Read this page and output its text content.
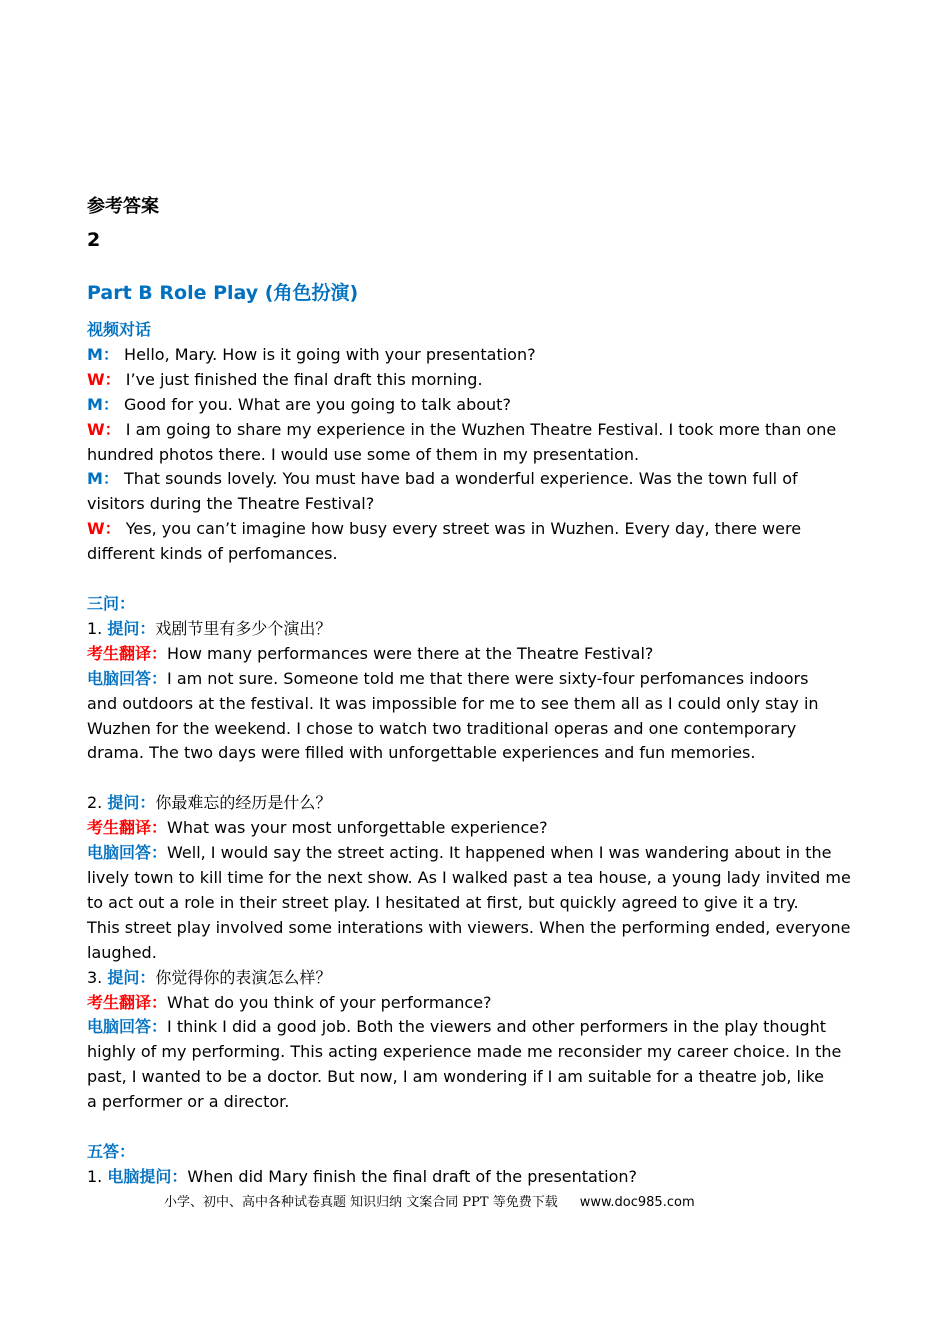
参考答案
2
Part B Role Play (角色扮演)
视频对话
M： Hello, Mary. How is it going with your presentation?
W： I’ve just finished the final draft this morning.
M： Good for you. What are you going to talk about?
W： I am going to share my experience in the Wuzhen Theatre Festival. I took more than one
hundred photos there. I would use some of them in my presentation.
M： That sounds lovely. You must have bad a wonderful experience. Was the town full of
visitors during the Theatre Festival?
W： Yes, you can’t imagine how busy every street was in Wuzhen. Every day, there were
different kinds of perfomances.
三问：
1. 提问：戏剧节里有多少个演出？
考生翻译：How many performances were there at the Theatre Festival?
电脑回答：I am not sure. Someone told me that there were sixty-four perfomances indoors
and outdoors at the festival. It was impossible for me to see them all as I could only stay in
Wuzhen for the weekend. I chose to watch two traditional operas and one contemporary
drama. The two days were filled with unforgettable experiences and fun memories.

2. 提问：你最难忘的经历是什么？
考生翻译：What was your most unforgettable experience?
电脑回答：Well, I would say the street acting. It happened when I was wandering about in the
lively town to kill time for the next show. As I walked past a tea house, a young lady invited me
to act out a role in their street play. I hesitated at first, but quickly agreed to give it a try.
This street play involved some interations with viewers. When the performing ended, everyone
laughed.
3. 提问：你觉得你的表演怎么样？
考生翻译：What do you think of your performance?
电脑回答：I think I did a good job. Both the viewers and other performers in the play thought
highly of my performing. This acting experience made me reconsider my career choice. In the
past, I wanted to be a doctor. But now, I am wondering if I am suitable for a theatre job, like
a performer or a director.
五答：
1. 电脑提问：When did Mary finish the final draft of the presentation?
小学、初中、高中各种试卷真题 知识归纳 文案合同 PPT 等免费下载 www.doc985.com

==============================

Copy the records above exactly, omitting every picture.

Read this page and output its text content.
参考答案
2
Part B Role Play (角色扮演)
视频对话
M： Hello, Mary. How is it going with your presentation?
W： I’ve just finished the final draft this morning.
M： Good for you. What are you going to talk about?
W： I am going to share my experience in the Wuzhen Theatre Festival. I took more than one
hundred photos there. I would use some of them in my presentation.
M： That sounds lovely. You must have bad a wonderful experience. Was the town full of
visitors during the Theatre Festival?
W： Yes, you can’t imagine how busy every street was in Wuzhen. Every day, there were
different kinds of perfomances.
三问：
1. 提问：戏剧节里有多少个演出？
考生翻译：How many performances were there at the Theatre Festival?
电脑回答：I am not sure. Someone told me that there were sixty-four perfomances indoors
and outdoors at the festival. It was impossible for me to see them all as I could only stay in
Wuzhen for the weekend. I chose to watch two traditional operas and one contemporary
drama. The two days were filled with unforgettable experiences and fun memories.

2. 提问：你最难忘的经历是什么？
考生翻译：What was your most unforgettable experience?
电脑回答：Well, I would say the street acting. It happened when I was wandering about in the
lively town to kill time for the next show. As I walked past a tea house, a young lady invited me
to act out a role in their street play. I hesitated at first, but quickly agreed to give it a try.
This street play involved some interations with viewers. When the performing ended, everyone
laughed.
3. 提问：你觉得你的表演怎么样？
考生翻译：What do you think of your performance?
电脑回答：I think I did a good job. Both the viewers and other performers in the play thought
highly of my performing. This acting experience made me reconsider my career choice. In the
past, I wanted to be a doctor. But now, I am wondering if I am suitable for a theatre job, like
a performer or a director.
五答：
1. 电脑提问：When did Mary finish the final draft of the presentation?
小学、初中、高中各种试卷真题 知识归纳 文案合同 PPT 等免费下载 www.doc985.com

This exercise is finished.